Sorry for the lack of updates here lately, I've had my mind on other things and been really busy. That and I figured that everyone was getting tired of hearing me talk about Joe and I thought that I might try to spare you. Sorry for anyone who is tired of it, but it's really the only thing I've been thinking about lately, other than the few minor things in my life it's really the only thing going on. How sad is that? I'm turning into one of those stalker girlfriends who thinks and talks only about him. ~slaps self~ I promise to try and keep it down to a minimum.

In other news, I woke up in the middle of the night to some really strange noises, I chalked it up to my dogs being normal and just went back to sleep. When I woke up this morning, this cute little fuzzy was waiting for me.

The poor little thing was deader than dead of course. Apparently my big dog decided that she would kill it and leave it for me to take care of.

Now if anyone knows me they know that I have a huge "critter" phobia. I dont like them at all. Naturally my dogs sense this and proceed to kill random critters and leave it for me to clean up. And of course they do it when no one else is home so I cant just make someone else clean it up, I have to actually get down there and do it myself. ~shudders~

Okay just a minute of talking about Joe I prmomise! I talked to him for an hour on the phone last night, it was really nice to be able to just talk about a lot of general stuff. (even if he did make fun of me a lot) Apparently when I go to Dibol on Friday night me and him are going to go look at some christmas lights and then go over to some friends of his house so that I can meet them. These arent just normal friends, they are like his second parents. So I'm not just casually meeting some of his friends, this is like the "pre-parent" meeting.

Records

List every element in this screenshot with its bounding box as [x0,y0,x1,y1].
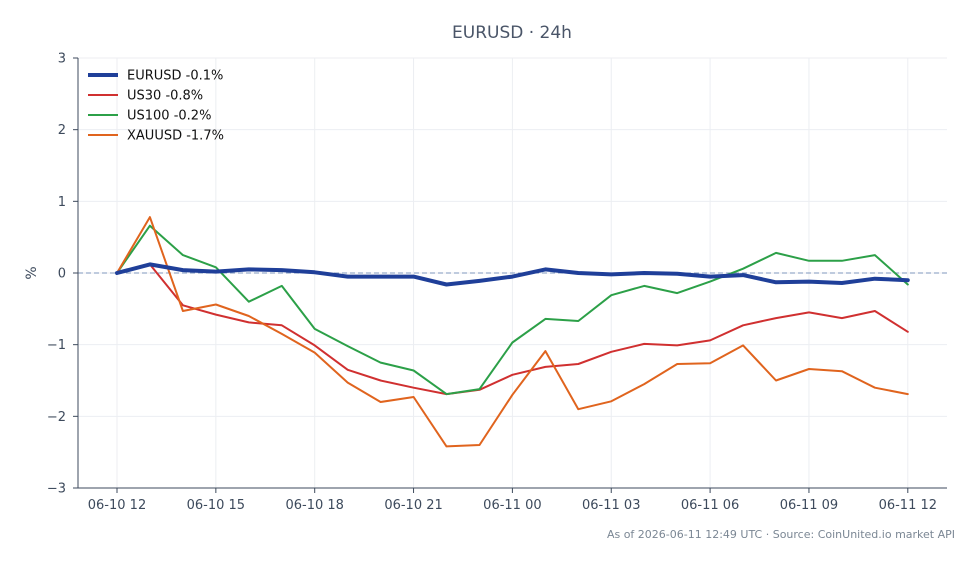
legend-label-us100: US100 -0.2% [127,109,211,124]
chart-title: EURUSD · 24h [452,23,572,43]
x-tick-label: 06-10 21 [384,498,442,513]
footer-source-note: As of 2026-06-11 12:49 UTC · Source: Coi… [607,528,955,541]
series-line-eurusd [115,262,910,287]
x-tick-label: 06-10 18 [285,498,343,513]
y-axis-title: % [24,266,40,279]
legend: EURUSD -0.1% US30 -0.8% US100 -0.2% XAUUSD … [88,69,224,144]
y-tick-label: −3 [47,482,66,497]
x-tick-label: 06-10 12 [88,498,146,513]
y-tick-label: −2 [47,410,66,425]
series-line-xauusd [116,216,909,448]
x-tick-label: 06-10 15 [187,498,245,513]
legend-label-eurusd: EURUSD -0.1% [127,69,223,84]
x-tick-label: 06-11 09 [780,498,838,513]
series-lines [115,216,910,448]
x-tick-label: 06-11 12 [879,498,937,513]
x-tick-label: 06-11 03 [582,498,640,513]
x-tick-label: 06-11 06 [681,498,739,513]
axes: 3 2 1 0 −1 −2 −3 06-10 12 06-10 15 06-10 18 06-10 … [47,52,947,513]
y-tick-label: 1 [58,195,66,210]
legend-label-xauusd: XAUUSD -1.7% [127,129,224,144]
series-line-us30 [116,263,909,396]
legend-label-us30: US30 -0.8% [127,89,203,104]
y-tick-label: −1 [47,338,66,353]
y-tick-label: 0 [58,267,66,282]
y-tick-label: 2 [58,123,66,138]
series-line-us100 [116,224,909,396]
x-tick-label: 06-11 00 [483,498,541,513]
y-tick-label: 3 [58,52,66,67]
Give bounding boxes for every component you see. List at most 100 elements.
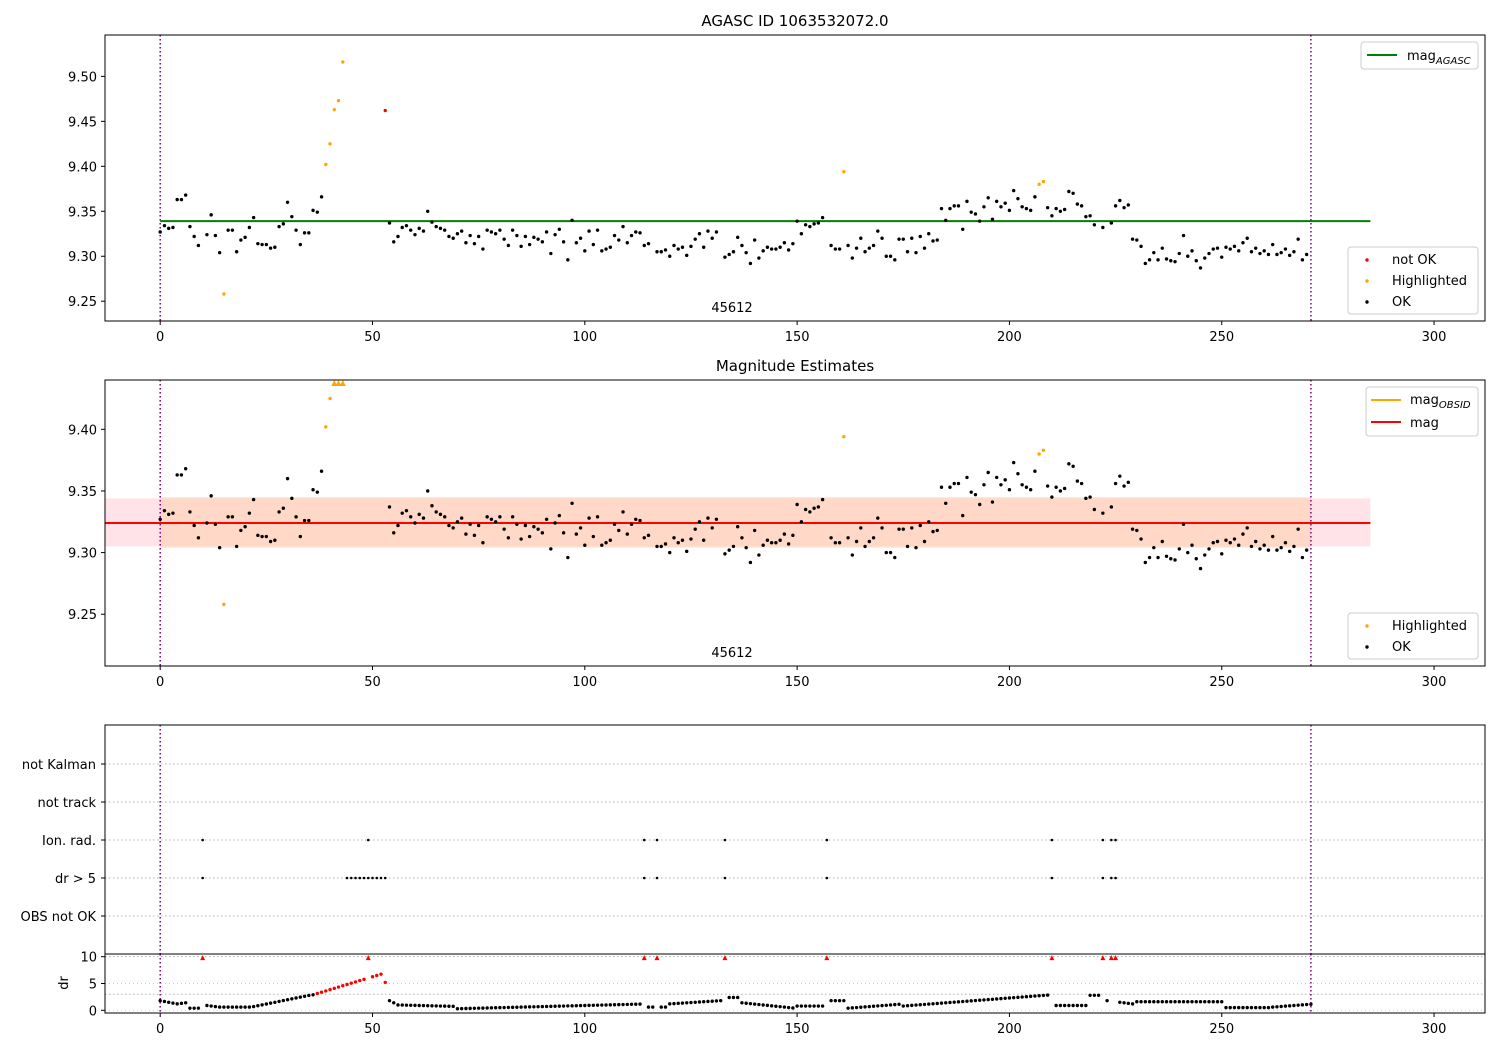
ok-point <box>1092 223 1097 227</box>
ok-point <box>1118 474 1122 478</box>
ok-point <box>846 536 850 540</box>
ok-point <box>1045 484 1050 488</box>
dr-point <box>192 1006 196 1010</box>
ok-point <box>859 526 863 530</box>
ok-point <box>1028 208 1033 213</box>
dr-point <box>438 1004 443 1008</box>
ok-point <box>1075 479 1080 483</box>
dr-point <box>1254 1005 1258 1010</box>
ok-point <box>1084 496 1088 501</box>
ok-point <box>905 544 910 549</box>
ok-point <box>1224 245 1228 249</box>
dr-point <box>1037 994 1041 998</box>
panel-magnitude-annotation: 45612 <box>711 646 752 661</box>
x-tick-label: 250 <box>1209 330 1234 345</box>
ok-point <box>459 516 464 520</box>
ok-point <box>591 534 596 539</box>
ok-point <box>1190 543 1194 547</box>
ok-point <box>192 523 196 528</box>
ok-point <box>196 243 201 248</box>
x-tick-label: 300 <box>1422 330 1447 345</box>
ok-point <box>918 234 922 239</box>
dr-point <box>859 1005 863 1009</box>
ok-point <box>655 250 659 254</box>
dr-point <box>583 1003 587 1008</box>
ok-point <box>820 215 825 220</box>
dr-point <box>332 986 336 991</box>
dr-point <box>1079 1003 1084 1008</box>
dr-point <box>217 1005 222 1009</box>
panel-flags-category-axis: OBS not OK dr > 5 Ion. rad. not track not Ka… <box>21 758 105 925</box>
panel-agasc: AGASC ID 1063532072.0 0 50 100 150 200 250 300… <box>68 12 1486 345</box>
legend-label-highlighted: Highlighted <box>1392 619 1467 634</box>
ok-point <box>999 483 1003 487</box>
dr-point <box>1054 1003 1058 1008</box>
ok-point <box>209 494 213 498</box>
panel-agasc-x-axis: 0 50 100 150 200 250 300 <box>156 321 1446 345</box>
ok-point <box>179 197 184 202</box>
ok-point <box>795 502 799 507</box>
ok-point <box>629 522 634 526</box>
dr-point <box>510 1005 515 1010</box>
dr-point <box>914 1003 918 1007</box>
legend-box <box>1347 246 1479 315</box>
ok-point <box>867 539 872 544</box>
dr-point <box>1173 1000 1177 1004</box>
ok-point <box>744 545 748 550</box>
dr-point <box>978 998 982 1002</box>
ok-point <box>752 238 757 242</box>
dr-point <box>158 998 162 1003</box>
dr-point <box>888 1003 893 1007</box>
flag-point <box>375 876 379 880</box>
ok-point <box>982 205 986 209</box>
dr-point <box>931 1002 935 1006</box>
dr-point <box>226 1005 230 1009</box>
dr-point <box>672 1001 676 1006</box>
ok-point <box>710 526 714 530</box>
ok-point <box>757 553 761 557</box>
dr-point <box>256 1004 260 1008</box>
ok-point <box>294 515 298 519</box>
ok-point <box>1215 539 1220 544</box>
ok-point <box>553 232 557 237</box>
ok-point <box>871 243 876 248</box>
x-tick-label: 200 <box>997 330 1022 345</box>
ok-point <box>451 526 455 530</box>
ok-point <box>1011 188 1016 193</box>
ok-point <box>663 248 668 252</box>
ok-point <box>1016 471 1020 476</box>
panel-agasc-annotation: 45612 <box>711 301 752 316</box>
ok-point <box>604 541 608 545</box>
dr-point <box>871 1004 876 1008</box>
dr-point <box>1062 1003 1067 1008</box>
ok-point <box>697 520 702 524</box>
x-tick-label: 250 <box>1209 1022 1234 1037</box>
panel-flags-frame <box>104 724 1486 1014</box>
ok-point <box>273 538 277 542</box>
ok-point <box>294 228 298 232</box>
legend-marker-ok <box>1365 645 1369 649</box>
ok-point <box>697 232 702 236</box>
ok-point <box>523 234 528 239</box>
ok-point <box>812 222 816 226</box>
ok-point <box>1292 544 1296 549</box>
ok-point <box>1203 256 1207 260</box>
ok-point <box>765 538 770 542</box>
dr-clipped-marker <box>200 955 206 961</box>
ok-point <box>502 237 506 241</box>
ok-point <box>1122 484 1126 488</box>
ok-point <box>752 528 757 533</box>
dr-point <box>570 1004 574 1008</box>
ok-point <box>1275 252 1279 257</box>
dr-point <box>1211 1000 1215 1004</box>
ok-point <box>1062 486 1067 491</box>
dr-point <box>1241 1005 1245 1010</box>
ok-point <box>532 235 536 240</box>
ok-point <box>239 238 243 242</box>
ok-point <box>1173 558 1177 562</box>
ok-point <box>1304 548 1309 552</box>
dr-point <box>659 1005 663 1009</box>
ok-point <box>680 538 685 542</box>
dr-point <box>1270 1005 1275 1009</box>
dr-point <box>846 1006 850 1010</box>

Tasks for this exercise
1. Retype the lines of the listing starting at the line that has "ok-point <box>1092 223 1097 227</box>" and ending after the line that has "dr-point <box>1254 1005 1258 1010</box>".
2. Continue the blog post about Joe and the dead critter from its final sentence.
The blog post and the listing come from unrelated sources.

Results
1.
ok-point <box>1092 223 1097 227</box>
ok-point <box>1118 474 1122 478</box>
ok-point <box>846 536 850 540</box>
ok-point <box>1045 484 1050 488</box>
dr-point <box>192 1006 196 1010</box>
ok-point <box>859 526 863 530</box>
ok-point <box>1028 208 1033 213</box>
dr-point <box>438 1004 443 1008</box>
ok-point <box>1075 479 1080 483</box>
dr-point <box>1254 1005 1258 1010</box>

2.
I dont know why I'm so worried about it. I know that he wouldnt take me to meet them if he thought that there was a chance that they might not like me... but I cant help but be a little nervous. I keep thinking about what I need to wear, wondering if they know how old I am and if not trying to figure out what the hell I'm suppposed to say when they ask. It's all slightly un-nerving. I'm sure that I'm getting a little worked up over nothing and that I'll meet them and they will like me and it will all be alright and I'll come home with a good update about it all... hmm nope that didnt make me feel any better.

I really am really happy with the way things are going, and hopefully soon we'll get to the point that he actually kisses me. I like the fact that we can take it slow and really get to know eachother before we get involved with all the sexual aspects of it... but I'm really starting to miss kissing. Part of me just wants to kiss him first but at the same time I'm scared to. He's really old fashioned and still holds that "me man, me chase woman, capture her, take her back to cave, so she feed and love me long time" state of mind. which is sweet but at the same time I'm just ready for him to kiss me. Hopefully people really know what they are talking about when they say it's all worth the wait.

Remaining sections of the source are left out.